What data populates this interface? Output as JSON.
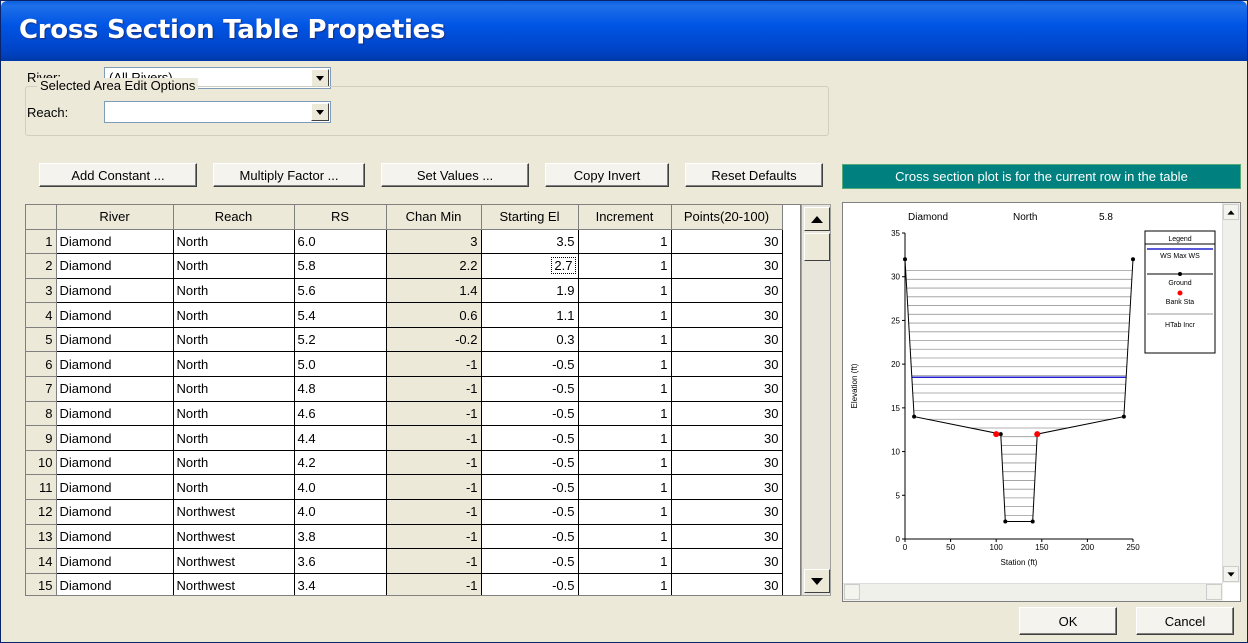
{
  "window": {
    "title": "Cross Section Table Propeties"
  },
  "filters": {
    "river_label": "River:",
    "river_value": "(All Rivers)",
    "reach_label": "Reach:",
    "reach_value": ""
  },
  "edit_options": {
    "group_label": "Selected Area Edit Options",
    "add_constant": "Add Constant ...",
    "multiply_factor": "Multiply Factor ...",
    "set_values": "Set Values ...",
    "copy_invert": "Copy Invert",
    "reset_defaults": "Reset Defaults"
  },
  "info_banner": "Cross section plot is for the current row in the table",
  "table": {
    "columns": [
      "River",
      "Reach",
      "RS",
      "Chan Min",
      "Starting El",
      "Increment",
      "Points(20-100)"
    ],
    "rows": [
      {
        "n": "1",
        "river": "Diamond",
        "reach": "North",
        "rs": "6.0",
        "chan_min": "3",
        "start_el": "3.5",
        "inc": "1",
        "points": "30"
      },
      {
        "n": "2",
        "river": "Diamond",
        "reach": "North",
        "rs": "5.8",
        "chan_min": "2.2",
        "start_el": "2.7",
        "inc": "1",
        "points": "30"
      },
      {
        "n": "3",
        "river": "Diamond",
        "reach": "North",
        "rs": "5.6",
        "chan_min": "1.4",
        "start_el": "1.9",
        "inc": "1",
        "points": "30"
      },
      {
        "n": "4",
        "river": "Diamond",
        "reach": "North",
        "rs": "5.4",
        "chan_min": "0.6",
        "start_el": "1.1",
        "inc": "1",
        "points": "30"
      },
      {
        "n": "5",
        "river": "Diamond",
        "reach": "North",
        "rs": "5.2",
        "chan_min": "-0.2",
        "start_el": "0.3",
        "inc": "1",
        "points": "30"
      },
      {
        "n": "6",
        "river": "Diamond",
        "reach": "North",
        "rs": "5.0",
        "chan_min": "-1",
        "start_el": "-0.5",
        "inc": "1",
        "points": "30"
      },
      {
        "n": "7",
        "river": "Diamond",
        "reach": "North",
        "rs": "4.8",
        "chan_min": "-1",
        "start_el": "-0.5",
        "inc": "1",
        "points": "30"
      },
      {
        "n": "8",
        "river": "Diamond",
        "reach": "North",
        "rs": "4.6",
        "chan_min": "-1",
        "start_el": "-0.5",
        "inc": "1",
        "points": "30"
      },
      {
        "n": "9",
        "river": "Diamond",
        "reach": "North",
        "rs": "4.4",
        "chan_min": "-1",
        "start_el": "-0.5",
        "inc": "1",
        "points": "30"
      },
      {
        "n": "10",
        "river": "Diamond",
        "reach": "North",
        "rs": "4.2",
        "chan_min": "-1",
        "start_el": "-0.5",
        "inc": "1",
        "points": "30"
      },
      {
        "n": "11",
        "river": "Diamond",
        "reach": "North",
        "rs": "4.0",
        "chan_min": "-1",
        "start_el": "-0.5",
        "inc": "1",
        "points": "30"
      },
      {
        "n": "12",
        "river": "Diamond",
        "reach": "Northwest",
        "rs": "4.0",
        "chan_min": "-1",
        "start_el": "-0.5",
        "inc": "1",
        "points": "30"
      },
      {
        "n": "13",
        "river": "Diamond",
        "reach": "Northwest",
        "rs": "3.8",
        "chan_min": "-1",
        "start_el": "-0.5",
        "inc": "1",
        "points": "30"
      },
      {
        "n": "14",
        "river": "Diamond",
        "reach": "Northwest",
        "rs": "3.6",
        "chan_min": "-1",
        "start_el": "-0.5",
        "inc": "1",
        "points": "30"
      },
      {
        "n": "15",
        "river": "Diamond",
        "reach": "Northwest",
        "rs": "3.4",
        "chan_min": "-1",
        "start_el": "-0.5",
        "inc": "1",
        "points": "30"
      }
    ],
    "focused_row": 2
  },
  "plot": {
    "header_river": "Diamond",
    "header_reach": "North",
    "header_rs": "5.8",
    "xlabel": "Station (ft)",
    "ylabel": "Elevation (ft)",
    "legend_title": "Legend",
    "legend_items": [
      "WS Max WS",
      "Ground",
      "Bank Sta",
      "HTab Incr"
    ],
    "colors": {
      "ws": "#2222cc",
      "ground": "#000000",
      "bank": "#ff0000",
      "htab": "#999999"
    }
  },
  "chart_data": {
    "type": "line",
    "xlabel": "Station (ft)",
    "ylabel": "Elevation (ft)",
    "xlim": [
      0,
      250
    ],
    "ylim": [
      0,
      35
    ],
    "xticks": [
      "0",
      "50",
      "100",
      "150",
      "200",
      "250"
    ],
    "yticks": [
      "0",
      "5",
      "10",
      "15",
      "20",
      "25",
      "30",
      "35"
    ],
    "ground": {
      "x": [
        0,
        10,
        105,
        110,
        140,
        145,
        240,
        250
      ],
      "y": [
        32,
        14,
        12,
        2,
        2,
        12,
        14,
        32
      ]
    },
    "bank_stations": {
      "x": [
        100,
        145
      ],
      "y": [
        12,
        12
      ]
    },
    "ws_max": 18.5,
    "htab_start": 2.7,
    "htab_increment": 1
  },
  "buttons": {
    "ok": "OK",
    "cancel": "Cancel"
  }
}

━━━

• **Prompt**
Without the pictures, write out the whole listing above exactly as it appears.

• **Correct result**
What data populates this interface? Output as JSON.
{
  "window": {
    "title": "Cross Section Table Propeties"
  },
  "filters": {
    "river_label": "River:",
    "river_value": "(All Rivers)",
    "reach_label": "Reach:",
    "reach_value": ""
  },
  "edit_options": {
    "group_label": "Selected Area Edit Options",
    "add_constant": "Add Constant ...",
    "multiply_factor": "Multiply Factor ...",
    "set_values": "Set Values ...",
    "copy_invert": "Copy Invert",
    "reset_defaults": "Reset Defaults"
  },
  "info_banner": "Cross section plot is for the current row in the table",
  "table": {
    "columns": [
      "River",
      "Reach",
      "RS",
      "Chan Min",
      "Starting El",
      "Increment",
      "Points(20-100)"
    ],
    "rows": [
      {
        "n": "1",
        "river": "Diamond",
        "reach": "North",
        "rs": "6.0",
        "chan_min": "3",
        "start_el": "3.5",
        "inc": "1",
        "points": "30"
      },
      {
        "n": "2",
        "river": "Diamond",
        "reach": "North",
        "rs": "5.8",
        "chan_min": "2.2",
        "start_el": "2.7",
        "inc": "1",
        "points": "30"
      },
      {
        "n": "3",
        "river": "Diamond",
        "reach": "North",
        "rs": "5.6",
        "chan_min": "1.4",
        "start_el": "1.9",
        "inc": "1",
        "points": "30"
      },
      {
        "n": "4",
        "river": "Diamond",
        "reach": "North",
        "rs": "5.4",
        "chan_min": "0.6",
        "start_el": "1.1",
        "inc": "1",
        "points": "30"
      },
      {
        "n": "5",
        "river": "Diamond",
        "reach": "North",
        "rs": "5.2",
        "chan_min": "-0.2",
        "start_el": "0.3",
        "inc": "1",
        "points": "30"
      },
      {
        "n": "6",
        "river": "Diamond",
        "reach": "North",
        "rs": "5.0",
        "chan_min": "-1",
        "start_el": "-0.5",
        "inc": "1",
        "points": "30"
      },
      {
        "n": "7",
        "river": "Diamond",
        "reach": "North",
        "rs": "4.8",
        "chan_min": "-1",
        "start_el": "-0.5",
        "inc": "1",
        "points": "30"
      },
      {
        "n": "8",
        "river": "Diamond",
        "reach": "North",
        "rs": "4.6",
        "chan_min": "-1",
        "start_el": "-0.5",
        "inc": "1",
        "points": "30"
      },
      {
        "n": "9",
        "river": "Diamond",
        "reach": "North",
        "rs": "4.4",
        "chan_min": "-1",
        "start_el": "-0.5",
        "inc": "1",
        "points": "30"
      },
      {
        "n": "10",
        "river": "Diamond",
        "reach": "North",
        "rs": "4.2",
        "chan_min": "-1",
        "start_el": "-0.5",
        "inc": "1",
        "points": "30"
      },
      {
        "n": "11",
        "river": "Diamond",
        "reach": "North",
        "rs": "4.0",
        "chan_min": "-1",
        "start_el": "-0.5",
        "inc": "1",
        "points": "30"
      },
      {
        "n": "12",
        "river": "Diamond",
        "reach": "Northwest",
        "rs": "4.0",
        "chan_min": "-1",
        "start_el": "-0.5",
        "inc": "1",
        "points": "30"
      },
      {
        "n": "13",
        "river": "Diamond",
        "reach": "Northwest",
        "rs": "3.8",
        "chan_min": "-1",
        "start_el": "-0.5",
        "inc": "1",
        "points": "30"
      },
      {
        "n": "14",
        "river": "Diamond",
        "reach": "Northwest",
        "rs": "3.6",
        "chan_min": "-1",
        "start_el": "-0.5",
        "inc": "1",
        "points": "30"
      },
      {
        "n": "15",
        "river": "Diamond",
        "reach": "Northwest",
        "rs": "3.4",
        "chan_min": "-1",
        "start_el": "-0.5",
        "inc": "1",
        "points": "30"
      }
    ],
    "focused_row": 2
  },
  "plot": {
    "header_river": "Diamond",
    "header_reach": "North",
    "header_rs": "5.8",
    "xlabel": "Station (ft)",
    "ylabel": "Elevation (ft)",
    "legend_title": "Legend",
    "legend_items": [
      "WS Max WS",
      "Ground",
      "Bank Sta",
      "HTab Incr"
    ],
    "colors": {
      "ws": "#2222cc",
      "ground": "#000000",
      "bank": "#ff0000",
      "htab": "#999999"
    }
  },
  "chart_data": {
    "type": "line",
    "xlabel": "Station (ft)",
    "ylabel": "Elevation (ft)",
    "xlim": [
      0,
      250
    ],
    "ylim": [
      0,
      35
    ],
    "xticks": [
      "0",
      "50",
      "100",
      "150",
      "200",
      "250"
    ],
    "yticks": [
      "0",
      "5",
      "10",
      "15",
      "20",
      "25",
      "30",
      "35"
    ],
    "ground": {
      "x": [
        0,
        10,
        105,
        110,
        140,
        145,
        240,
        250
      ],
      "y": [
        32,
        14,
        12,
        2,
        2,
        12,
        14,
        32
      ]
    },
    "bank_stations": {
      "x": [
        100,
        145
      ],
      "y": [
        12,
        12
      ]
    },
    "ws_max": 18.5,
    "htab_start": 2.7,
    "htab_increment": 1
  },
  "buttons": {
    "ok": "OK",
    "cancel": "Cancel"
  }
}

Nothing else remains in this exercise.